● **Task instructions**:
Copy each entry as it stands, leaving nothing out.

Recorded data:
+-------+
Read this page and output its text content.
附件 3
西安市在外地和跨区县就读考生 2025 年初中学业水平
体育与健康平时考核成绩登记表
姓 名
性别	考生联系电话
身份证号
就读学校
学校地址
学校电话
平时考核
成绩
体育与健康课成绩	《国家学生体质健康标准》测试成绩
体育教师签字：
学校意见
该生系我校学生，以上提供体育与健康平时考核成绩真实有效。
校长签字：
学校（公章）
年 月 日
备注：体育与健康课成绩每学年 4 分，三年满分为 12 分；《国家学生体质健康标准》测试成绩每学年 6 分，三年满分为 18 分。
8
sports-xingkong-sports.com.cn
+-------+
● **Problem solution**:
Read this page and output its text content.
附件 3
西安市在外地和跨区县就读考生 2025 年初中学业水平
体育与健康平时考核成绩登记表
姓 名
性别	考生联系电话
身份证号
就读学校
学校地址
学校电话
平时考核
成绩
体育与健康课成绩	《国家学生体质健康标准》测试成绩
体育教师签字：
学校意见
该生系我校学生，以上提供体育与健康平时考核成绩真实有效。
校长签字：
学校（公章）
年 月 日
备注：体育与健康课成绩每学年 4 分，三年满分为 12 分；《国家学生体质健康标准》测试成绩每学年 6 分，三年满分为 18 分。
8
sports-xingkong-sports.com.cn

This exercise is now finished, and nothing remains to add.